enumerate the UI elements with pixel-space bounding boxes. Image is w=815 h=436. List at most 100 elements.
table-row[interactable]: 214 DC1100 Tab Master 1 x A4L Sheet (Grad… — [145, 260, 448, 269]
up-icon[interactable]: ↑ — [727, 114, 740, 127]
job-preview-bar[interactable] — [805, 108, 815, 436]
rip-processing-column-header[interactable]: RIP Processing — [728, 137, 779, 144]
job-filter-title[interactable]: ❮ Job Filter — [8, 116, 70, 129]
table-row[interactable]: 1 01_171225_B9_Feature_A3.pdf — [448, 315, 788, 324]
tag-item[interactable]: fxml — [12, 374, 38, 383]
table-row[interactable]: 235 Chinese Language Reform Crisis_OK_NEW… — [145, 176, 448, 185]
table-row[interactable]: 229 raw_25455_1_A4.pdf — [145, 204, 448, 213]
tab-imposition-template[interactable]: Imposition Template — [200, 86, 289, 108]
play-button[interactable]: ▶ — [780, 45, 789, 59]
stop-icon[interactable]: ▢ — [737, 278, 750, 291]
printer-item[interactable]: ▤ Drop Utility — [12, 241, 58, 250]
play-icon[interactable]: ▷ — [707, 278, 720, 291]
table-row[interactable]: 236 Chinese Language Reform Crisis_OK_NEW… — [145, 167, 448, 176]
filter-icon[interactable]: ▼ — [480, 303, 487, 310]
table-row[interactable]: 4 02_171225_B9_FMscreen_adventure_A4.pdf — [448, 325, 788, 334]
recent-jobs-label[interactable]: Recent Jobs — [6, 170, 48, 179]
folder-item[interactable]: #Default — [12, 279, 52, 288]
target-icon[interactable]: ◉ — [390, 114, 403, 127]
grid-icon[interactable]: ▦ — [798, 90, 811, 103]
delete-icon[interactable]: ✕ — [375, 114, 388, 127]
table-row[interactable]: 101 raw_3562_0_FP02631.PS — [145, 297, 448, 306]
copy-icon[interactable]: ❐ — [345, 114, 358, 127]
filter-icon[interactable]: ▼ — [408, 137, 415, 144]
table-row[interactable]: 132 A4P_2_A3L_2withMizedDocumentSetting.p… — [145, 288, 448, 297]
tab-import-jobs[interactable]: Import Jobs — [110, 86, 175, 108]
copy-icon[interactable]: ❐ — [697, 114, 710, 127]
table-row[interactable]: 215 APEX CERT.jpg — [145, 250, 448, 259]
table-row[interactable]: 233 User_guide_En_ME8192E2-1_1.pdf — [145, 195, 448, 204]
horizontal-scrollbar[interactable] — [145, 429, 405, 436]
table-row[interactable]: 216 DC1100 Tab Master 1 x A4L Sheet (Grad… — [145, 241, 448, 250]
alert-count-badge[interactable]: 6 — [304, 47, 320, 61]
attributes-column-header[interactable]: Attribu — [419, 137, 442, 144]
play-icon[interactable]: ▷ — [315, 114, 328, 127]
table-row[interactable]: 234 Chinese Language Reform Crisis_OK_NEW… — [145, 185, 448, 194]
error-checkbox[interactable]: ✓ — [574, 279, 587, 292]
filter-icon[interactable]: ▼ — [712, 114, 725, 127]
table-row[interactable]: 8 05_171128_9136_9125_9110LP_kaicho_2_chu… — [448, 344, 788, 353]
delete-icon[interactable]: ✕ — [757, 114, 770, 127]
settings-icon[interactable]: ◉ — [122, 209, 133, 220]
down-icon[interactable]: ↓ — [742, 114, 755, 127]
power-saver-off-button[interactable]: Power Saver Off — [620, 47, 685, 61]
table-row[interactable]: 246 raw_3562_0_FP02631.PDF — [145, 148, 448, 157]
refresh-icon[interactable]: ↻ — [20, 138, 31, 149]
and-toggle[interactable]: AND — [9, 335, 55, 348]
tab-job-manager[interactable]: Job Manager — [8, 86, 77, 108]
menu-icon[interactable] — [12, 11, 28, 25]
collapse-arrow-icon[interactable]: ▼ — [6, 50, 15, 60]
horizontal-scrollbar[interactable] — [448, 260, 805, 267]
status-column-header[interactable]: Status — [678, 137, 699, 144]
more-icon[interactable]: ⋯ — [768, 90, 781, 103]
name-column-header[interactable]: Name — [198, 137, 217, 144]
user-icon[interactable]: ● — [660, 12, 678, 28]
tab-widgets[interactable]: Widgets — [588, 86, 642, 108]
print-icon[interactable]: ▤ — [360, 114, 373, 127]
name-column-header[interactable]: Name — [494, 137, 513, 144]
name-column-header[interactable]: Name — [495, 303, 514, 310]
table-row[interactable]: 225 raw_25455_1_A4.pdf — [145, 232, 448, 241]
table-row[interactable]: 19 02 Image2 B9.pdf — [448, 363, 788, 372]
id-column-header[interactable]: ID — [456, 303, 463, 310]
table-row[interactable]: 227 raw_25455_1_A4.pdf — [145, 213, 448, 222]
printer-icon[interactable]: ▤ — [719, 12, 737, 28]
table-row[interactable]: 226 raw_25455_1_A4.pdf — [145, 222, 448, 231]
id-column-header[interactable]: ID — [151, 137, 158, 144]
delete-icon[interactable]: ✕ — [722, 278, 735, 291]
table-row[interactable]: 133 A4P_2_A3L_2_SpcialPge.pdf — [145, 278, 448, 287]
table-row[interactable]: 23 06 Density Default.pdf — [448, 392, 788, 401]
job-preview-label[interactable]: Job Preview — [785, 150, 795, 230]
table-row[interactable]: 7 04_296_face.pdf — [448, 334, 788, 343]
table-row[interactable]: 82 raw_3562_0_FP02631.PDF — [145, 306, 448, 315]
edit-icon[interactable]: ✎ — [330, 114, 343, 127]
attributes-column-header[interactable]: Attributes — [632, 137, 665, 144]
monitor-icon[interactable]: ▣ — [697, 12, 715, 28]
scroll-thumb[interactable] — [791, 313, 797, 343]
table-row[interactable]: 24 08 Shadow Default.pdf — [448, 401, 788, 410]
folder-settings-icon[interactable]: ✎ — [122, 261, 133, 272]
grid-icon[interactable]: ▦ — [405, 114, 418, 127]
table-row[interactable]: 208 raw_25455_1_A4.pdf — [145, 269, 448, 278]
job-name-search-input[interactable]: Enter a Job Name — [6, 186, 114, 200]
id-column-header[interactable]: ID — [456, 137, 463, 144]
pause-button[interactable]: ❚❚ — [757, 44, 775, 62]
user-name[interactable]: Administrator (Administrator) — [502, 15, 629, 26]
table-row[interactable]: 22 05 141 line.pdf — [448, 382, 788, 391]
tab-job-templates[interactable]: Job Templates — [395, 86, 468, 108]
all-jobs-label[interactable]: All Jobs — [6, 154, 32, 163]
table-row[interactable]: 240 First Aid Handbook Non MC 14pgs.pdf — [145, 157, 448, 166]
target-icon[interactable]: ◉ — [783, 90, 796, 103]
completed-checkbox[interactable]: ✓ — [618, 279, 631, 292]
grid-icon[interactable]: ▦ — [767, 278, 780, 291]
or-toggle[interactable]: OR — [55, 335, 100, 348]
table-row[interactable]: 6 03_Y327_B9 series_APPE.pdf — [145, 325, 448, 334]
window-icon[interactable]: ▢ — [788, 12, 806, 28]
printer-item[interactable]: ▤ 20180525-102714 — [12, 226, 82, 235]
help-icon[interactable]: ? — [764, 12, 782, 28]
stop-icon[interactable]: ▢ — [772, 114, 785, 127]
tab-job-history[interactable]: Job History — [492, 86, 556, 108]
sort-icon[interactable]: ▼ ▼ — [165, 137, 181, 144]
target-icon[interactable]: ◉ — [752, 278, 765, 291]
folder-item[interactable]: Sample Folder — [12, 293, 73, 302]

» **Problem to solve**
Reproduce every line of the entries above verbatim, keeping each character and the original line order.

» **Exercise result**
enumerate the UI elements with pixel-space bounding boxes. Image is w=815 h=436. List at most 100 elements.
table-row[interactable]: 214 DC1100 Tab Master 1 x A4L Sheet (Grad… — [145, 260, 448, 269]
up-icon[interactable]: ↑ — [727, 114, 740, 127]
job-preview-bar[interactable] — [805, 108, 815, 436]
rip-processing-column-header[interactable]: RIP Processing — [728, 137, 779, 144]
job-filter-title[interactable]: ❮ Job Filter — [8, 116, 70, 129]
table-row[interactable]: 1 01_171225_B9_Feature_A3.pdf — [448, 315, 788, 324]
tag-item[interactable]: fxml — [12, 374, 38, 383]
table-row[interactable]: 235 Chinese Language Reform Crisis_OK_NEW… — [145, 176, 448, 185]
table-row[interactable]: 229 raw_25455_1_A4.pdf — [145, 204, 448, 213]
tab-imposition-template[interactable]: Imposition Template — [200, 86, 289, 108]
play-button[interactable]: ▶ — [780, 45, 789, 59]
stop-icon[interactable]: ▢ — [737, 278, 750, 291]
printer-item[interactable]: ▤ Drop Utility — [12, 241, 58, 250]
play-icon[interactable]: ▷ — [707, 278, 720, 291]
table-row[interactable]: 236 Chinese Language Reform Crisis_OK_NEW… — [145, 167, 448, 176]
filter-icon[interactable]: ▼ — [480, 303, 487, 310]
table-row[interactable]: 4 02_171225_B9_FMscreen_adventure_A4.pdf — [448, 325, 788, 334]
recent-jobs-label[interactable]: Recent Jobs — [6, 170, 48, 179]
folder-item[interactable]: #Default — [12, 279, 52, 288]
target-icon[interactable]: ◉ — [390, 114, 403, 127]
grid-icon[interactable]: ▦ — [798, 90, 811, 103]
delete-icon[interactable]: ✕ — [375, 114, 388, 127]
table-row[interactable]: 101 raw_3562_0_FP02631.PS — [145, 297, 448, 306]
copy-icon[interactable]: ❐ — [345, 114, 358, 127]
filter-icon[interactable]: ▼ — [408, 137, 415, 144]
table-row[interactable]: 132 A4P_2_A3L_2withMizedDocumentSetting.p… — [145, 288, 448, 297]
tab-import-jobs[interactable]: Import Jobs — [110, 86, 175, 108]
copy-icon[interactable]: ❐ — [697, 114, 710, 127]
table-row[interactable]: 215 APEX CERT.jpg — [145, 250, 448, 259]
table-row[interactable]: 233 User_guide_En_ME8192E2-1_1.pdf — [145, 195, 448, 204]
horizontal-scrollbar[interactable] — [145, 429, 405, 436]
table-row[interactable]: 216 DC1100 Tab Master 1 x A4L Sheet (Grad… — [145, 241, 448, 250]
alert-count-badge[interactable]: 6 — [304, 47, 320, 61]
attributes-column-header[interactable]: Attribu — [419, 137, 442, 144]
play-icon[interactable]: ▷ — [315, 114, 328, 127]
table-row[interactable]: 234 Chinese Language Reform Crisis_OK_NEW… — [145, 185, 448, 194]
error-checkbox[interactable]: ✓ — [574, 279, 587, 292]
filter-icon[interactable]: ▼ — [712, 114, 725, 127]
table-row[interactable]: 8 05_171128_9136_9125_9110LP_kaicho_2_chu… — [448, 344, 788, 353]
delete-icon[interactable]: ✕ — [757, 114, 770, 127]
settings-icon[interactable]: ◉ — [122, 209, 133, 220]
down-icon[interactable]: ↓ — [742, 114, 755, 127]
power-saver-off-button[interactable]: Power Saver Off — [620, 47, 685, 61]
table-row[interactable]: 246 raw_3562_0_FP02631.PDF — [145, 148, 448, 157]
refresh-icon[interactable]: ↻ — [20, 138, 31, 149]
and-toggle[interactable]: AND — [9, 335, 55, 348]
tab-job-manager[interactable]: Job Manager — [8, 86, 77, 108]
menu-icon[interactable] — [12, 11, 28, 25]
collapse-arrow-icon[interactable]: ▼ — [6, 50, 15, 60]
horizontal-scrollbar[interactable] — [448, 260, 805, 267]
status-column-header[interactable]: Status — [678, 137, 699, 144]
more-icon[interactable]: ⋯ — [768, 90, 781, 103]
name-column-header[interactable]: Name — [198, 137, 217, 144]
user-icon[interactable]: ● — [660, 12, 678, 28]
tab-widgets[interactable]: Widgets — [588, 86, 642, 108]
print-icon[interactable]: ▤ — [360, 114, 373, 127]
name-column-header[interactable]: Name — [494, 137, 513, 144]
name-column-header[interactable]: Name — [495, 303, 514, 310]
table-row[interactable]: 225 raw_25455_1_A4.pdf — [145, 232, 448, 241]
table-row[interactable]: 19 02 Image2 B9.pdf — [448, 363, 788, 372]
id-column-header[interactable]: ID — [456, 303, 463, 310]
table-row[interactable]: 227 raw_25455_1_A4.pdf — [145, 213, 448, 222]
printer-icon[interactable]: ▤ — [719, 12, 737, 28]
table-row[interactable]: 226 raw_25455_1_A4.pdf — [145, 222, 448, 231]
id-column-header[interactable]: ID — [151, 137, 158, 144]
delete-icon[interactable]: ✕ — [722, 278, 735, 291]
table-row[interactable]: 133 A4P_2_A3L_2_SpcialPge.pdf — [145, 278, 448, 287]
table-row[interactable]: 23 06 Density Default.pdf — [448, 392, 788, 401]
job-preview-label[interactable]: Job Preview — [785, 150, 795, 230]
table-row[interactable]: 7 04_296_face.pdf — [448, 334, 788, 343]
table-row[interactable]: 82 raw_3562_0_FP02631.PDF — [145, 306, 448, 315]
edit-icon[interactable]: ✎ — [330, 114, 343, 127]
attributes-column-header[interactable]: Attributes — [632, 137, 665, 144]
monitor-icon[interactable]: ▣ — [697, 12, 715, 28]
scroll-thumb[interactable] — [791, 313, 797, 343]
table-row[interactable]: 24 08 Shadow Default.pdf — [448, 401, 788, 410]
folder-settings-icon[interactable]: ✎ — [122, 261, 133, 272]
grid-icon[interactable]: ▦ — [405, 114, 418, 127]
table-row[interactable]: 208 raw_25455_1_A4.pdf — [145, 269, 448, 278]
job-name-search-input[interactable]: Enter a Job Name — [6, 186, 114, 200]
id-column-header[interactable]: ID — [456, 137, 463, 144]
pause-button[interactable]: ❚❚ — [757, 44, 775, 62]
user-name[interactable]: Administrator (Administrator) — [502, 15, 629, 26]
table-row[interactable]: 22 05 141 line.pdf — [448, 382, 788, 391]
tab-job-templates[interactable]: Job Templates — [395, 86, 468, 108]
all-jobs-label[interactable]: All Jobs — [6, 154, 32, 163]
table-row[interactable]: 240 First Aid Handbook Non MC 14pgs.pdf — [145, 157, 448, 166]
target-icon[interactable]: ◉ — [783, 90, 796, 103]
completed-checkbox[interactable]: ✓ — [618, 279, 631, 292]
grid-icon[interactable]: ▦ — [767, 278, 780, 291]
or-toggle[interactable]: OR — [55, 335, 100, 348]
table-row[interactable]: 6 03_Y327_B9 series_APPE.pdf — [145, 325, 448, 334]
window-icon[interactable]: ▢ — [788, 12, 806, 28]
printer-item[interactable]: ▤ 20180525-102714 — [12, 226, 82, 235]
help-icon[interactable]: ? — [764, 12, 782, 28]
stop-icon[interactable]: ▢ — [772, 114, 785, 127]
tab-job-history[interactable]: Job History — [492, 86, 556, 108]
sort-icon[interactable]: ▼ ▼ — [165, 137, 181, 144]
target-icon[interactable]: ◉ — [752, 278, 765, 291]
folder-item[interactable]: Sample Folder — [12, 293, 73, 302]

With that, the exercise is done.